Brano di lettura -
La proposta, avanzata qualche tempo fa dal Nobel per l'economia Gary Becker, è stata rilanciata ieri, con curioso sincronismo, dai liberisti dal Wall Street Journal, ma anche dal New York Times. Il giornale progressista ha aperto la sua pagina dei commenti ad un articolo scritto da Sally Satel, una studiosa dell'American Enterprise Institute, il più celebre tra i luoghi di elaborazione del pensiero «neocon», che ha appena ottenuto (legalmente) un rene «nuovo» ed ora si chiede se non sia giunto il momento di rompere quello che considera un tabù: vendere una parte del proprio corpo. Sul Wall Street Journal Richard Epstein, un professore dell'università di Chicago, non va tanto per il sottile: sostiene che i dubbi etici — se paghiamo per un rene o una parte di fegato non avremo più donatori disinteressati e creeremo un'ulteriore sperequazione a danno dei poveri (impossibilitati ad acquistare organi e, anzi, spinti a diventare donatori) — vanno accantonati davanti alla realtà delle lunghissime liste d'attesa: 18 persone muoiono ogni giorno perché non riescono ad ottenere il rene che potrebbe salvare loro la vita.
Il quotidiano della comunità finanziaria critica l'Institute for Medicine, un organismo governativo, per il suo rifiuto di avviare una revisione delle norme attuali che vietano di cedere un organo — da vivo o dopo la morte — in cambio di denaro. «Solo un esperto di bioetica — protesta Epstein — può preferire un mondo con mille altruisti che donano un organo e 6.500 morti per mancanza di un sufficiente numero di persone altruiste, a un mondo nel quale non ci sono altruisti e non ci sono decessi per mancanza di organi». Sally Satel è meno brutale nel suo approccio: riconosce il peso delle ragioni etiche e pratiche che hanno spinto i Paesi avanzati a vietare fin qui il commercio di organi, ma aggiunge che le liste d'attesa legali che oggi condannano a morte molti pazienti in futuro non potranno che peggiorare: le nuove tecnologie rendono operabile un numero crescente di pazienti, mentre la diminuzione delle morti per traumi improvvisi riduce il numero di organi trapiantabili da soggetti non più in vita (quelli di chi muore di vecchiaia o dopo lunga malattia non sono utilizzabili).

Dati mostrati -
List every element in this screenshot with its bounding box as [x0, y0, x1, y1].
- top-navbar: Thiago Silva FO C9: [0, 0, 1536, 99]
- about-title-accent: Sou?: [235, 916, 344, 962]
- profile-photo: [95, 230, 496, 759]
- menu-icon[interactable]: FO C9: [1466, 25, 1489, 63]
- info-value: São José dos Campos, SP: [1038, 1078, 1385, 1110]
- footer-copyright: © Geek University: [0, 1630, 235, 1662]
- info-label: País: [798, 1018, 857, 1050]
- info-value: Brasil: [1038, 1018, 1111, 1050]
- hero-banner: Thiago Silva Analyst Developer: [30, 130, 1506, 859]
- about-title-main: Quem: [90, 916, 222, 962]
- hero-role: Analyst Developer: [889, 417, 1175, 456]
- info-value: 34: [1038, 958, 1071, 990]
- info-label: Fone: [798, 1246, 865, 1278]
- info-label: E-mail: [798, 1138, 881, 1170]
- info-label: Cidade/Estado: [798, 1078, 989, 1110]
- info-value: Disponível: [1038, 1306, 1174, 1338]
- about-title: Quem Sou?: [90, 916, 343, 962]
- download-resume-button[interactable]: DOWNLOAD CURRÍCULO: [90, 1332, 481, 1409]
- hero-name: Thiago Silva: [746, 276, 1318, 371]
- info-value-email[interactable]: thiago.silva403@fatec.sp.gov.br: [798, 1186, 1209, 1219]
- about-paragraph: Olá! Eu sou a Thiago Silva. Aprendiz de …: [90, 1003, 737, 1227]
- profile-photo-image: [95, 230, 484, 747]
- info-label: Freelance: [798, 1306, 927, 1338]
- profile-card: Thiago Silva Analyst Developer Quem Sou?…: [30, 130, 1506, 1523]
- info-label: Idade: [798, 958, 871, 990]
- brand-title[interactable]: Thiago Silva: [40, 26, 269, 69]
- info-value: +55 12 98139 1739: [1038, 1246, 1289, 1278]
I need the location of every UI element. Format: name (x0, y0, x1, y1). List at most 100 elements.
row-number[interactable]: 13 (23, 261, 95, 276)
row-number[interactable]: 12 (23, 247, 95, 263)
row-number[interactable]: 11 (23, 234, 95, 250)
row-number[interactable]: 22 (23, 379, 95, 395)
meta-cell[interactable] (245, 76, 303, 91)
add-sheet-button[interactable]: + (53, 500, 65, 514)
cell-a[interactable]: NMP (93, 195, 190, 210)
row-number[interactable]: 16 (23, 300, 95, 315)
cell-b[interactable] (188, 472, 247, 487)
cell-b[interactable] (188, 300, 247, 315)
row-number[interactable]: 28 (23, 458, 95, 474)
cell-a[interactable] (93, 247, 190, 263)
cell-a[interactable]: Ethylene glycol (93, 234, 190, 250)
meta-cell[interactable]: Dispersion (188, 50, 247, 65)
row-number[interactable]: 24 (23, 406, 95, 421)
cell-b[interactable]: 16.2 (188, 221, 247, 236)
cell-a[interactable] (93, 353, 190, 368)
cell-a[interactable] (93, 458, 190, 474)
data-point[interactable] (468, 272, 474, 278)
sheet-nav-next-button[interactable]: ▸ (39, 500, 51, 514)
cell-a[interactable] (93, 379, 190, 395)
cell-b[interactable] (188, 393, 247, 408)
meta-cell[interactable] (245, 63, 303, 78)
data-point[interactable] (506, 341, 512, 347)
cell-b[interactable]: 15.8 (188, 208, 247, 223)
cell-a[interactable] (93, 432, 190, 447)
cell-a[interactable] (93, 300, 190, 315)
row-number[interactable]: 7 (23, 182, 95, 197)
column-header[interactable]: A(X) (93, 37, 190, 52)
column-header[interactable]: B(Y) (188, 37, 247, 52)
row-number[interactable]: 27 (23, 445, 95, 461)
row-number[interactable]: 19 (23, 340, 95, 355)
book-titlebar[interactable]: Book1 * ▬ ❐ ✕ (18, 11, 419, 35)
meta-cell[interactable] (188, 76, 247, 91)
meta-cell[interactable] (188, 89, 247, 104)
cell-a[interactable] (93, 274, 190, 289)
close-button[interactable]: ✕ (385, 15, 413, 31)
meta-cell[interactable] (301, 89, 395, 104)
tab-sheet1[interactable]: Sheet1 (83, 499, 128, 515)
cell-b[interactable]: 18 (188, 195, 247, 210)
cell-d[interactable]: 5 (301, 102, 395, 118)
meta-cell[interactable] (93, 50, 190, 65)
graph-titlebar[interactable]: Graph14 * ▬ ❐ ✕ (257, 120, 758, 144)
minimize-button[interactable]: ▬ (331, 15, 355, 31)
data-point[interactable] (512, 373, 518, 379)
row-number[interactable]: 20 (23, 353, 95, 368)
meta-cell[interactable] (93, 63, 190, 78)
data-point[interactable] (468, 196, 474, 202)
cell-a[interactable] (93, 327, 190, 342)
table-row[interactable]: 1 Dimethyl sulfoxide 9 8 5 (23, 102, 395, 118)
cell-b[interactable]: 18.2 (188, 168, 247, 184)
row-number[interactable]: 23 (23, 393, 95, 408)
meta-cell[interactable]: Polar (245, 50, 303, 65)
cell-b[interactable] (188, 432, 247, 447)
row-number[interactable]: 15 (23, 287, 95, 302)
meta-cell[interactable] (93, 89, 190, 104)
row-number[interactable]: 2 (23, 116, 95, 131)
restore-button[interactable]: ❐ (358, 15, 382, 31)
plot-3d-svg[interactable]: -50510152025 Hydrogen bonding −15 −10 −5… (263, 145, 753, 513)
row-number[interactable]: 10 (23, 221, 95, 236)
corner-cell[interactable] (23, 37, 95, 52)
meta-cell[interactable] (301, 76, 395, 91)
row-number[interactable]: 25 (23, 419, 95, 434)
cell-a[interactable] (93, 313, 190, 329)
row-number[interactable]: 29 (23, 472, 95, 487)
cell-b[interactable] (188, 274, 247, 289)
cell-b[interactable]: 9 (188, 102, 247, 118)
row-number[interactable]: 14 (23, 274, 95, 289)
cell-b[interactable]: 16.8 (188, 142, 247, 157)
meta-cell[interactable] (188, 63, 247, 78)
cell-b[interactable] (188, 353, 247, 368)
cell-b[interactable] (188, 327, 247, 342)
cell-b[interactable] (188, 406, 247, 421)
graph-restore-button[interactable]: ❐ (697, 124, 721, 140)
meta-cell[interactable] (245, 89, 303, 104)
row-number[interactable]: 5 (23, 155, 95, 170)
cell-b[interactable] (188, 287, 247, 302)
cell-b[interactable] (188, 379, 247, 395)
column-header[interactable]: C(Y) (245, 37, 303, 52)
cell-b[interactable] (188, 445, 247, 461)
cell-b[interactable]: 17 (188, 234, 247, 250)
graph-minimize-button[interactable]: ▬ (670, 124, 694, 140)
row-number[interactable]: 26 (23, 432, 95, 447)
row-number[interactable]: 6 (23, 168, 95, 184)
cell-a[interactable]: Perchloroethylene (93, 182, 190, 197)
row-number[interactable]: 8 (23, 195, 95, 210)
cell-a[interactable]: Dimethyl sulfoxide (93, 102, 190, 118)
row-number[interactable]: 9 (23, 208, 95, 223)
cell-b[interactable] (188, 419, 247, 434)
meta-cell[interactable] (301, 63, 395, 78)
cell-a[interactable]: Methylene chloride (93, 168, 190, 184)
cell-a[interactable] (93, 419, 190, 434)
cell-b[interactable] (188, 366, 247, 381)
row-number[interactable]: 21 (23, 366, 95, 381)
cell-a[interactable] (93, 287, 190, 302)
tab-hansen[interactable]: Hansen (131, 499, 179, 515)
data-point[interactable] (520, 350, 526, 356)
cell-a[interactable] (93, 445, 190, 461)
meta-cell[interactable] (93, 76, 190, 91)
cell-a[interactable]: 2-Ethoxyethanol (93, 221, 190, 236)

Compito 1 - Secondo il brano sulla vendita di organi, quante persone muoiono ogni giorno perché non riescono a ottenere un rene?
Compito 2 - Prosegui il brano sulla vendita di organi a partire dal punto in cui si interrompe.

Risposta attesa 1 - 18 persone al giorno.

Risposta attesa 2 -
L'anno scorso dei 70 mila americani in lista d'attesa per un rene, solo 16 mila hanno ottenuto un trapianto. Come evitare attese di molti anni? In primo luogo creando un incentivo a dichiararsi donatore in caso di decesso improvviso (oggi meno del 40 per cento degli americani offre la sua disponibilità). E poi, propone la studiosa dell'Aei, creando un «mercato regolato» degli organi. Una via potrebbe essere quella di offrire non denaro ma assistenza sanitaria gratuita, il finanziamento di una buona scuola per i suoi figli e un'assicurazione sulla vita a chi dona un rene. Il rischio che a vendere gli organi siano soprattutto le persone più povere, spinte dal bisogno, secondo la Satel, potrebbe essere ridotto non solo evitando l'erogazione diretta di denaro, ma anche offrendo, ad esempio, sgravi fiscali di cui si avvantaggerebbe solo chi già oggi gode di un reddito superiore a quello di sussistenza.
Anche con tutte queste cautele l'idea del commercio degli organi rimane assai difficile da accettare. Ma nel mondo globalizzato sono ormai molti i Paesi «emergenti» che hanno legalizzato questa pratica e tecnologie e dinamiche demografiche spingono inesorabilmente verso un aumento del fabbisogno di organi da trapiantare. I liberisti sono convinti che le resistenze prima o poi cadranno e sostengono che anche i poveri avranno i loro vantaggi perché con l'apertura al mercato chi può farà da solo e così si accorceranno le liste d'attesa degli ospedali pubblici.